PROBLEM:
Print the line that contains "Give me a plain-text" and every line after it through the last line of the records below, exactly as written and nothing else.

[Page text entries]
________________________________________

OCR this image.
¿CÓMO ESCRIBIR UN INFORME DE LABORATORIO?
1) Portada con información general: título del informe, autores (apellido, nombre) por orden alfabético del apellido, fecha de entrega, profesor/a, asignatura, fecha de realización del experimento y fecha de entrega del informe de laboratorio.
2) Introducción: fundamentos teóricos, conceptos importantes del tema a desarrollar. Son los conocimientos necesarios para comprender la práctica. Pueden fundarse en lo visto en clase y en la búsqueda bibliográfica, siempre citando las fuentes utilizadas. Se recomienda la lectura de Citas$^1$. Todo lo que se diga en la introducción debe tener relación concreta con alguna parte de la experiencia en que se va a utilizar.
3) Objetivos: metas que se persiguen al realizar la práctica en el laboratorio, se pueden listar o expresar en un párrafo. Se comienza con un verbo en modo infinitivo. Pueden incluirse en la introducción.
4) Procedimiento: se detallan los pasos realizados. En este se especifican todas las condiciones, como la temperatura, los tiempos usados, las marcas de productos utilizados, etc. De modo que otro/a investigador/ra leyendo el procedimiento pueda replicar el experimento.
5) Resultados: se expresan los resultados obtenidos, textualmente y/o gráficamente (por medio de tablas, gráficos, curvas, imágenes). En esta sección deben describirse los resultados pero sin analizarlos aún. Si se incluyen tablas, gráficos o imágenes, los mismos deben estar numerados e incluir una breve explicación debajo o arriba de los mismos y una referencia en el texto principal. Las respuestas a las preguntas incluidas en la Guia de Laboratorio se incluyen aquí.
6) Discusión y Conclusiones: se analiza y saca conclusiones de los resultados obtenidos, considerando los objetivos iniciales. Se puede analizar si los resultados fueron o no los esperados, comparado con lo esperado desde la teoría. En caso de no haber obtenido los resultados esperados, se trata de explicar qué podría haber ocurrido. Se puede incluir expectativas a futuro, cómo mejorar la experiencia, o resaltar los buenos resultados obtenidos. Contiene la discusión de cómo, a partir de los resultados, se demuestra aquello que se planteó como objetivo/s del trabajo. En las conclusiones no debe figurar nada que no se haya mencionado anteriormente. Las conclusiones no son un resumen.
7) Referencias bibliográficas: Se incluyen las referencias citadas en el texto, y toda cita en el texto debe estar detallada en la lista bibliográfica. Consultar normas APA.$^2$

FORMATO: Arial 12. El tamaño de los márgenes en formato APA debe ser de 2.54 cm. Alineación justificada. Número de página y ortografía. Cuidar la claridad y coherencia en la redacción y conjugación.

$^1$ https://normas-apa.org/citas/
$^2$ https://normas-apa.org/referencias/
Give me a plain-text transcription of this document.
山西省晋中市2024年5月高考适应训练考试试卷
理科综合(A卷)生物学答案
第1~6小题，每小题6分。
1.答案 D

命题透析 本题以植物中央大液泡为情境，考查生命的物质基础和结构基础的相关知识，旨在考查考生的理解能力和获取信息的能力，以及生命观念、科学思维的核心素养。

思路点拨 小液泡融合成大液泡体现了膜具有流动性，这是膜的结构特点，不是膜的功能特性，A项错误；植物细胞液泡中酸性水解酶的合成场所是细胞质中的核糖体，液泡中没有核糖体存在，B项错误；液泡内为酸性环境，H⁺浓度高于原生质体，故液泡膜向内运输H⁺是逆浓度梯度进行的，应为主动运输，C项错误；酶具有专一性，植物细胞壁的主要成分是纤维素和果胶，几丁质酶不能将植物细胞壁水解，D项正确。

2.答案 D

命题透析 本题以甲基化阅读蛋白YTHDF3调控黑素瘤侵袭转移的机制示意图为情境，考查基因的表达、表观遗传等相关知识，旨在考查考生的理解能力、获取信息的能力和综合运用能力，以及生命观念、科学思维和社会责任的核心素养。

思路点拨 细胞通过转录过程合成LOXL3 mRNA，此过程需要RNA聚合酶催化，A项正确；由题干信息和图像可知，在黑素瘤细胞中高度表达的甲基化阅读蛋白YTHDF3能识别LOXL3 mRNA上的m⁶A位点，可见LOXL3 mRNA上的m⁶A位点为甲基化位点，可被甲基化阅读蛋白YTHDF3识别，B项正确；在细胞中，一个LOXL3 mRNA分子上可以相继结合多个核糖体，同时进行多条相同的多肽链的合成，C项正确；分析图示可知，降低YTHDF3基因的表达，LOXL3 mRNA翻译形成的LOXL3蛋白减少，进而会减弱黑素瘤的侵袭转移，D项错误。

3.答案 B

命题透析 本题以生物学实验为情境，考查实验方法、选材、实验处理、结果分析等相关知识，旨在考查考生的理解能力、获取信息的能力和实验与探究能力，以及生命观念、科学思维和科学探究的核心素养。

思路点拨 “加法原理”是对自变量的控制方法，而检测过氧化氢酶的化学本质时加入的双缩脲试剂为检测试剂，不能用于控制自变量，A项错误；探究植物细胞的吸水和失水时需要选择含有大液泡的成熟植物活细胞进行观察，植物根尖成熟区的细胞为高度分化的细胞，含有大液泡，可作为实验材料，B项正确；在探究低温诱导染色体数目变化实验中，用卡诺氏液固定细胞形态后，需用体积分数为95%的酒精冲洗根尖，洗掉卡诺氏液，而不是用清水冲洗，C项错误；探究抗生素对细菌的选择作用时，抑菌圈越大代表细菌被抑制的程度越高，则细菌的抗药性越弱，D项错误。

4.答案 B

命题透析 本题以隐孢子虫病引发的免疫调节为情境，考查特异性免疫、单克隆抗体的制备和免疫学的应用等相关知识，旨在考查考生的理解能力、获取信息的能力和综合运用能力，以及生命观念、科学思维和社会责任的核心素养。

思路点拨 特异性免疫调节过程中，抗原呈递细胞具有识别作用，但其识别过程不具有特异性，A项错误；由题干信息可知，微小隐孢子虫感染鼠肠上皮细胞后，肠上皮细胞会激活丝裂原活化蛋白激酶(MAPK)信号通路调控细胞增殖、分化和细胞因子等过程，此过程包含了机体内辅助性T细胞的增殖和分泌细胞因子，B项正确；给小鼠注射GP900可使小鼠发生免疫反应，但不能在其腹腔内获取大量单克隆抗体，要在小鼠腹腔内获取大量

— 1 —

________________________________________

TASK RESULT:
Give me a plain-text transcription of this document.
山西省晋中市2024年5月高考适应训练考试试卷
理科综合(A卷)生物学答案
第1~6小题，每小题6分。
1.答案 D

命题透析 本题以植物中央大液泡为情境，考查生命的物质基础和结构基础的相关知识，旨在考查考生的理解能力和获取信息的能力，以及生命观念、科学思维的核心素养。

思路点拨 小液泡融合成大液泡体现了膜具有流动性，这是膜的结构特点，不是膜的功能特性，A项错误；植物细胞液泡中酸性水解酶的合成场所是细胞质中的核糖体，液泡中没有核糖体存在，B项错误；液泡内为酸性环境，H⁺浓度高于原生质体，故液泡膜向内运输H⁺是逆浓度梯度进行的，应为主动运输，C项错误；酶具有专一性，植物细胞壁的主要成分是纤维素和果胶，几丁质酶不能将植物细胞壁水解，D项正确。

2.答案 D

命题透析 本题以甲基化阅读蛋白YTHDF3调控黑素瘤侵袭转移的机制示意图为情境，考查基因的表达、表观遗传等相关知识，旨在考查考生的理解能力、获取信息的能力和综合运用能力，以及生命观念、科学思维和社会责任的核心素养。

思路点拨 细胞通过转录过程合成LOXL3 mRNA，此过程需要RNA聚合酶催化，A项正确；由题干信息和图像可知，在黑素瘤细胞中高度表达的甲基化阅读蛋白YTHDF3能识别LOXL3 mRNA上的m⁶A位点，可见LOXL3 mRNA上的m⁶A位点为甲基化位点，可被甲基化阅读蛋白YTHDF3识别，B项正确；在细胞中，一个LOXL3 mRNA分子上可以相继结合多个核糖体，同时进行多条相同的多肽链的合成，C项正确；分析图示可知，降低YTHDF3基因的表达，LOXL3 mRNA翻译形成的LOXL3蛋白减少，进而会减弱黑素瘤的侵袭转移，D项错误。

3.答案 B

命题透析 本题以生物学实验为情境，考查实验方法、选材、实验处理、结果分析等相关知识，旨在考查考生的理解能力、获取信息的能力和实验与探究能力，以及生命观念、科学思维和科学探究的核心素养。

思路点拨 “加法原理”是对自变量的控制方法，而检测过氧化氢酶的化学本质时加入的双缩脲试剂为检测试剂，不能用于控制自变量，A项错误；探究植物细胞的吸水和失水时需要选择含有大液泡的成熟植物活细胞进行观察，植物根尖成熟区的细胞为高度分化的细胞，含有大液泡，可作为实验材料，B项正确；在探究低温诱导染色体数目变化实验中，用卡诺氏液固定细胞形态后，需用体积分数为95%的酒精冲洗根尖，洗掉卡诺氏液，而不是用清水冲洗，C项错误；探究抗生素对细菌的选择作用时，抑菌圈越大代表细菌被抑制的程度越高，则细菌的抗药性越弱，D项错误。

4.答案 B

命题透析 本题以隐孢子虫病引发的免疫调节为情境，考查特异性免疫、单克隆抗体的制备和免疫学的应用等相关知识，旨在考查考生的理解能力、获取信息的能力和综合运用能力，以及生命观念、科学思维和社会责任的核心素养。

思路点拨 特异性免疫调节过程中，抗原呈递细胞具有识别作用，但其识别过程不具有特异性，A项错误；由题干信息可知，微小隐孢子虫感染鼠肠上皮细胞后，肠上皮细胞会激活丝裂原活化蛋白激酶(MAPK)信号通路调控细胞增殖、分化和细胞因子等过程，此过程包含了机体内辅助性T细胞的增殖和分泌细胞因子，B项正确；给小鼠注射GP900可使小鼠发生免疫反应，但不能在其腹腔内获取大量单克隆抗体，要在小鼠腹腔内获取大量

— 1 —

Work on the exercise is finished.